* Data for this exercise:

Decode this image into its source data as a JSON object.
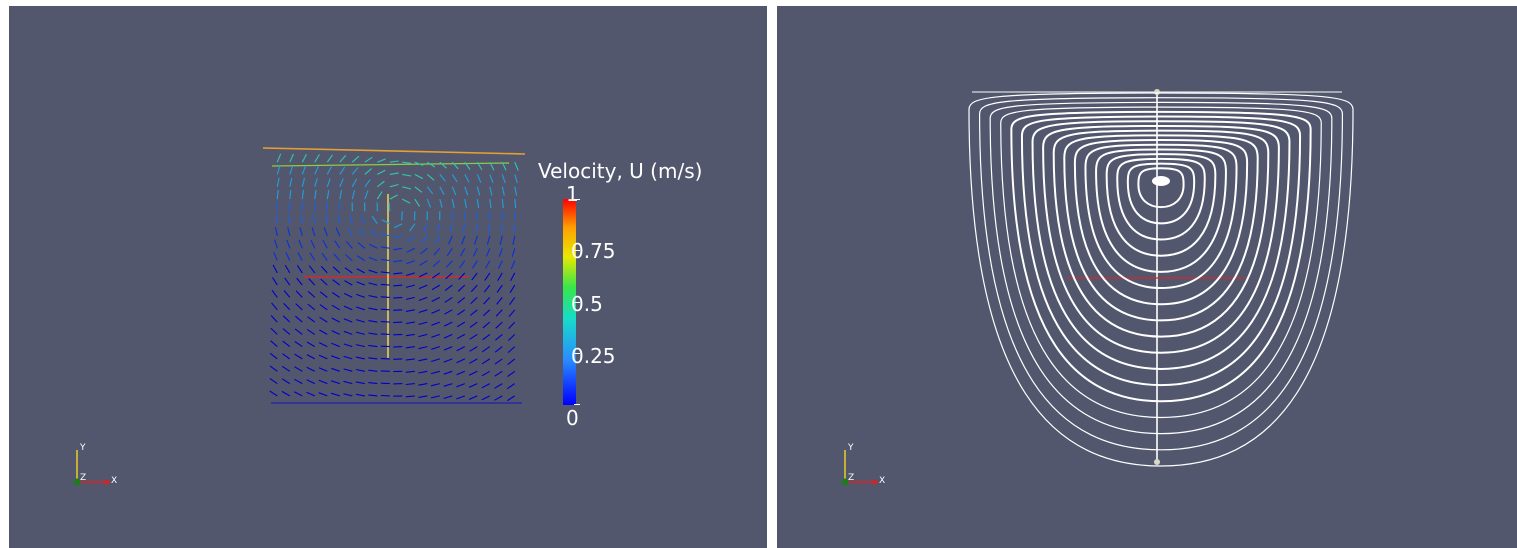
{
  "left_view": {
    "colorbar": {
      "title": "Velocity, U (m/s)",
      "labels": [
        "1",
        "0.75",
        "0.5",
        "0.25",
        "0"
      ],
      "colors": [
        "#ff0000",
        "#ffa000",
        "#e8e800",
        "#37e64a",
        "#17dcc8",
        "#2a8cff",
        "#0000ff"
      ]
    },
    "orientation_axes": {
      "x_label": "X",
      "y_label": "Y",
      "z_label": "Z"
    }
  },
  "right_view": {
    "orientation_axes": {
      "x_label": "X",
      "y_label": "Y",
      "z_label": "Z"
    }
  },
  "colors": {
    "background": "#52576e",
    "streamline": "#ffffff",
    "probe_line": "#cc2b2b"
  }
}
...
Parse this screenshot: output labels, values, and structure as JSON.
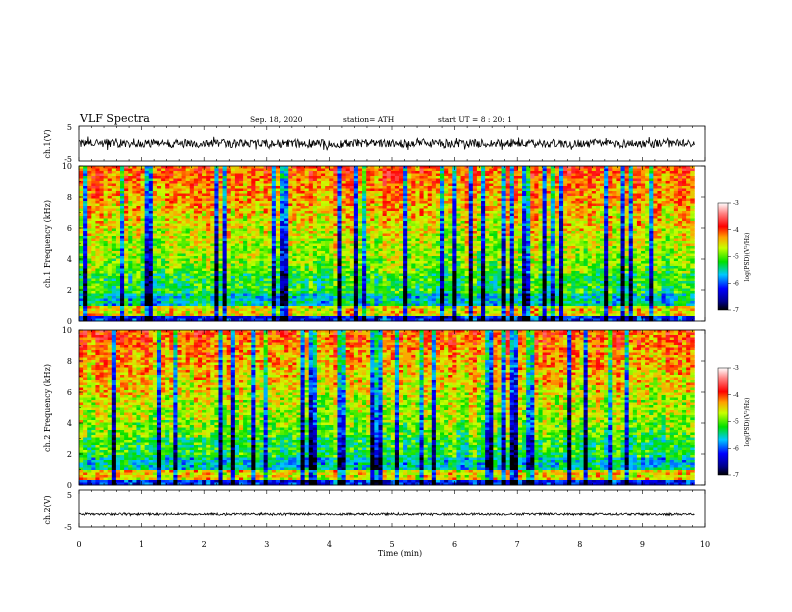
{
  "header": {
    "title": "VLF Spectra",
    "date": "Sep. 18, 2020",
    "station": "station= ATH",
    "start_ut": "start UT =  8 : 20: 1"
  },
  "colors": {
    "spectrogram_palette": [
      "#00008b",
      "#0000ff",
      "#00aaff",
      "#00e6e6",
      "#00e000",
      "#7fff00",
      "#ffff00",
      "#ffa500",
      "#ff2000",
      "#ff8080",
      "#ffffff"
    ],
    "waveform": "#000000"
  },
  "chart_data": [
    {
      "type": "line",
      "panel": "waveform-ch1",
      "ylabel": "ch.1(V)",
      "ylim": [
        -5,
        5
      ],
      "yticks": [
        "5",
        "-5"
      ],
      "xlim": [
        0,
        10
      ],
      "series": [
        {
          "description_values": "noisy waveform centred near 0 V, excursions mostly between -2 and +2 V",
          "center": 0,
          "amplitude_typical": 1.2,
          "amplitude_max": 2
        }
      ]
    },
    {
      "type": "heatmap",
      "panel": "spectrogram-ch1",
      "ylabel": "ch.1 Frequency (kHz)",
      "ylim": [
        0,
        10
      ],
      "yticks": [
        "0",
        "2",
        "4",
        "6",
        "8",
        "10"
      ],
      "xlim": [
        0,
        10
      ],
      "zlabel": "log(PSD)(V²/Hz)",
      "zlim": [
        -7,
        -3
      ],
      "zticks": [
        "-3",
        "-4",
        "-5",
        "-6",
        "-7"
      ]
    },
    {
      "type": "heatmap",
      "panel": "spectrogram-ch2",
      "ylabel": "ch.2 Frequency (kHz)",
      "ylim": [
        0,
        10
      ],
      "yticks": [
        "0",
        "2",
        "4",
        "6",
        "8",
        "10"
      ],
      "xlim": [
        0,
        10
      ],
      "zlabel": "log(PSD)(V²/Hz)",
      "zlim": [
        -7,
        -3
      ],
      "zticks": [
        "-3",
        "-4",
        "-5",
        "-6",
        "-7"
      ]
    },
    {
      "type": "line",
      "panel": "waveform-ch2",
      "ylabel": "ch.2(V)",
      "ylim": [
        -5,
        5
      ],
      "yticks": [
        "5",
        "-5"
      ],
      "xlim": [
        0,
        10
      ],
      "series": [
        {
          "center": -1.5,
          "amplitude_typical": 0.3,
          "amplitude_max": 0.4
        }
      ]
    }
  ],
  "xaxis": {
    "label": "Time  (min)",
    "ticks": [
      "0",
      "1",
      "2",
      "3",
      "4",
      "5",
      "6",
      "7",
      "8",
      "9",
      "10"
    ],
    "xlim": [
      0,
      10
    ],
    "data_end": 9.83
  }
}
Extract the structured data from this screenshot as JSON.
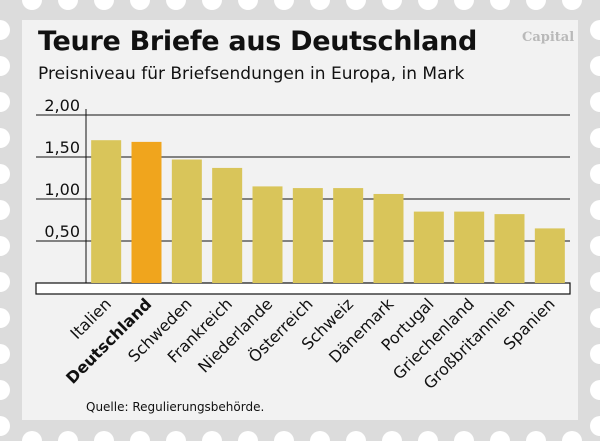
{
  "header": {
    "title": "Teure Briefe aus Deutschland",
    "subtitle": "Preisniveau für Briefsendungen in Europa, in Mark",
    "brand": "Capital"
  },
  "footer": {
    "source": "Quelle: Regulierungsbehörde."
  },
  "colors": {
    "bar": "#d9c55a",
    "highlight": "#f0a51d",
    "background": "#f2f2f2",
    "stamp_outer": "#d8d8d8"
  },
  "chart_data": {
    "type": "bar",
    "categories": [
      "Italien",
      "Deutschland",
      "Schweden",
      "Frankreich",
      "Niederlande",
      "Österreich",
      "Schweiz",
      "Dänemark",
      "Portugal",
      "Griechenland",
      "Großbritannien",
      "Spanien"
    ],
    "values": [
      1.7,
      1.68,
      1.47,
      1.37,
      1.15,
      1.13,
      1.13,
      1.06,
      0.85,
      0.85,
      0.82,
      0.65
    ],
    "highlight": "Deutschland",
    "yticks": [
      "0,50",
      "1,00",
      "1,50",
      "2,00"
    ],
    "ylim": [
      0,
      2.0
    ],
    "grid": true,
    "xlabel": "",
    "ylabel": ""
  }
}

* Exercise directions:
Filter the data for the string "Deutschland" and copy every line that has it.

* Output for this exercise:
    "title": "Teure Briefe aus Deutschland",
      "Deutschland",
    "highlight": "Deutschland",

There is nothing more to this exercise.